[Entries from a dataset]

**********

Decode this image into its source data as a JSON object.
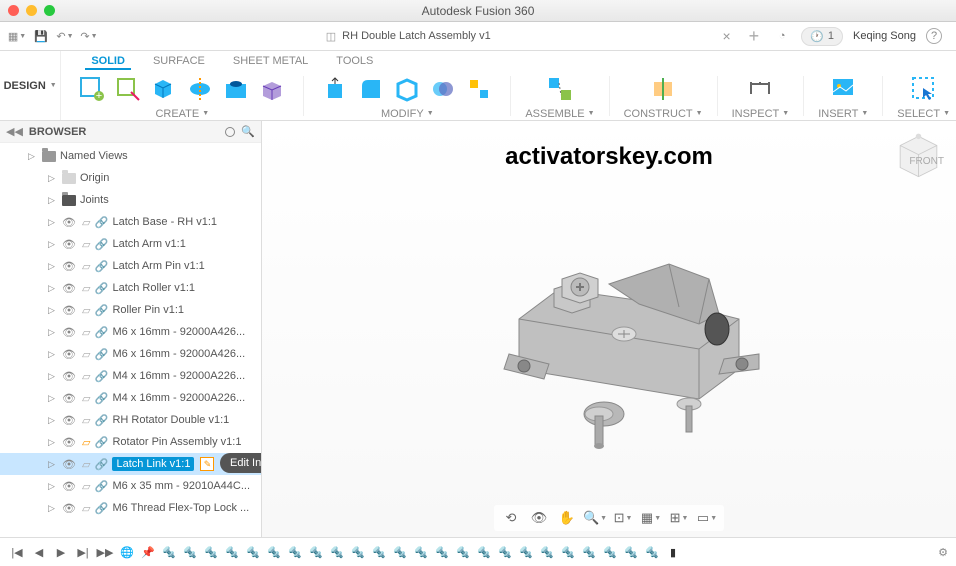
{
  "app": {
    "title": "Autodesk Fusion 360"
  },
  "document": {
    "title": "RH Double Latch Assembly v1"
  },
  "user": {
    "name": "Keqing Song"
  },
  "notifications": {
    "count": "1"
  },
  "workspace": {
    "label": "DESIGN"
  },
  "ribbon": {
    "tabs": [
      "SOLID",
      "SURFACE",
      "SHEET METAL",
      "TOOLS"
    ],
    "groups": {
      "create": "CREATE",
      "modify": "MODIFY",
      "assemble": "ASSEMBLE",
      "construct": "CONSTRUCT",
      "inspect": "INSPECT",
      "insert": "INSERT",
      "select": "SELECT"
    }
  },
  "browser": {
    "title": "BROWSER",
    "items": [
      {
        "label": "Named Views",
        "type": "folder",
        "indent": 1
      },
      {
        "label": "Origin",
        "type": "folder-dim",
        "indent": 2
      },
      {
        "label": "Joints",
        "type": "folder-dark",
        "indent": 2
      },
      {
        "label": "Latch Base - RH v1:1",
        "type": "link",
        "indent": 2
      },
      {
        "label": "Latch Arm v1:1",
        "type": "link",
        "indent": 2
      },
      {
        "label": "Latch Arm Pin v1:1",
        "type": "link",
        "indent": 2
      },
      {
        "label": "Latch Roller v1:1",
        "type": "link",
        "indent": 2
      },
      {
        "label": "Roller Pin v1:1",
        "type": "link",
        "indent": 2
      },
      {
        "label": "M6 x 16mm - 92000A426...",
        "type": "link",
        "indent": 2
      },
      {
        "label": "M6 x 16mm - 92000A426...",
        "type": "link",
        "indent": 2
      },
      {
        "label": "M4 x 16mm - 92000A226...",
        "type": "link",
        "indent": 2
      },
      {
        "label": "M4 x 16mm - 92000A226...",
        "type": "link",
        "indent": 2
      },
      {
        "label": "RH Rotator Double v1:1",
        "type": "link",
        "indent": 2
      },
      {
        "label": "Rotator Pin Assembly v1:1",
        "type": "link-warn",
        "indent": 2
      },
      {
        "label": "Latch Link v1:1",
        "type": "link",
        "indent": 2,
        "selected": true,
        "edit": true
      },
      {
        "label": "M6 x 35 mm - 92010A44C...",
        "type": "link",
        "indent": 2
      },
      {
        "label": "M6 Thread Flex-Top Lock ...",
        "type": "link",
        "indent": 2
      }
    ],
    "tooltip": "Edit In Place"
  },
  "watermark": "activatorskey.com",
  "timeline": {
    "item_count": 26
  }
}
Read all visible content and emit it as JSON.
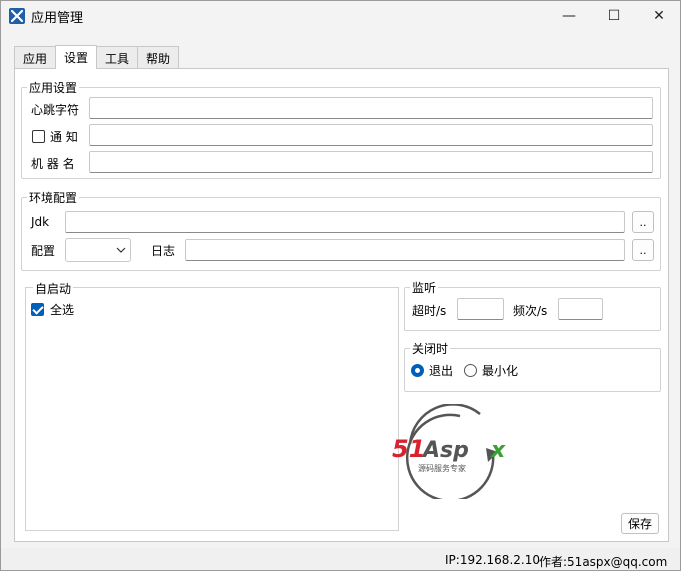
{
  "window": {
    "title": "应用管理",
    "controls": {
      "minimize": "—",
      "maximize": "☐",
      "close": "✕"
    }
  },
  "tabs": [
    {
      "label": "应用",
      "active": false
    },
    {
      "label": "设置",
      "active": true
    },
    {
      "label": "工具",
      "active": false
    },
    {
      "label": "帮助",
      "active": false
    }
  ],
  "app_settings": {
    "legend": "应用设置",
    "heartbeat_label": "心跳字符",
    "heartbeat_value": "",
    "notify_label": "通 知",
    "notify_checked": false,
    "notify_value": "",
    "machine_label": "机 器 名",
    "machine_value": ""
  },
  "env_config": {
    "legend": "环境配置",
    "jdk_label": "Jdk",
    "jdk_value": "",
    "jdk_browse": "..",
    "config_label": "配置",
    "config_value": "",
    "log_label": "日志",
    "log_value": "",
    "log_browse": ".."
  },
  "autostart": {
    "legend": "自启动",
    "select_all_label": "全选",
    "select_all_checked": true
  },
  "monitor": {
    "legend": "监听",
    "timeout_label": "超时/s",
    "timeout_value": "",
    "frequency_label": "频次/s",
    "frequency_value": ""
  },
  "on_close": {
    "legend": "关闭时",
    "exit_label": "退出",
    "minimize_label": "最小化",
    "selected": "exit"
  },
  "logo": {
    "brand_main": "51Aspx",
    "tagline": "源码服务专家",
    "colors": {
      "red": "#d7232f",
      "green": "#3aa135",
      "gray": "#555555"
    }
  },
  "save_label": "保存",
  "statusbar": {
    "ip": "IP:192.168.2.10",
    "author": "作者:51aspx@qq.com"
  },
  "accent_color": "#005fb8"
}
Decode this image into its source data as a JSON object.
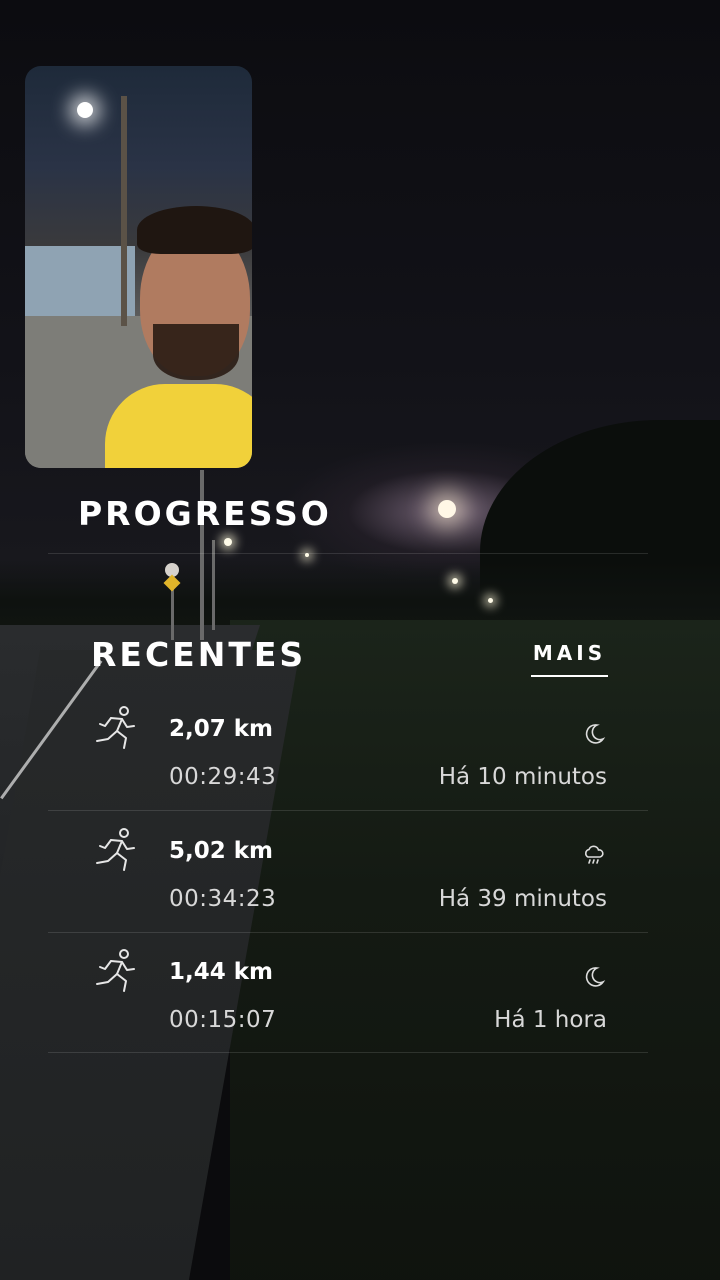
{
  "progress": {
    "title": "PROGRESSO"
  },
  "recents": {
    "title": "RECENTES",
    "more_label": "MAIS",
    "items": [
      {
        "distance": "2,07 km",
        "duration": "00:29:43",
        "ago": "Há 10 minutos",
        "activity_icon": "running-icon",
        "weather_icon": "moon-icon"
      },
      {
        "distance": "5,02 km",
        "duration": "00:34:23",
        "ago": "Há 39 minutos",
        "activity_icon": "running-icon",
        "weather_icon": "rain-cloud-icon"
      },
      {
        "distance": "1,44 km",
        "duration": "00:15:07",
        "ago": "Há 1 hora",
        "activity_icon": "running-icon",
        "weather_icon": "moon-icon"
      }
    ]
  },
  "colors": {
    "text": "#ffffff",
    "secondary_text": "#d8d8d8",
    "selfie_shirt": "#f1d13a"
  }
}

**********

Task brief :: Scan the data for the word "Rotator" and copy every line where it shows up.

Expected answer ::
        "label": "RH Rotator Double v1:1",
        "label": "Rotator Pin Assembly v1:1",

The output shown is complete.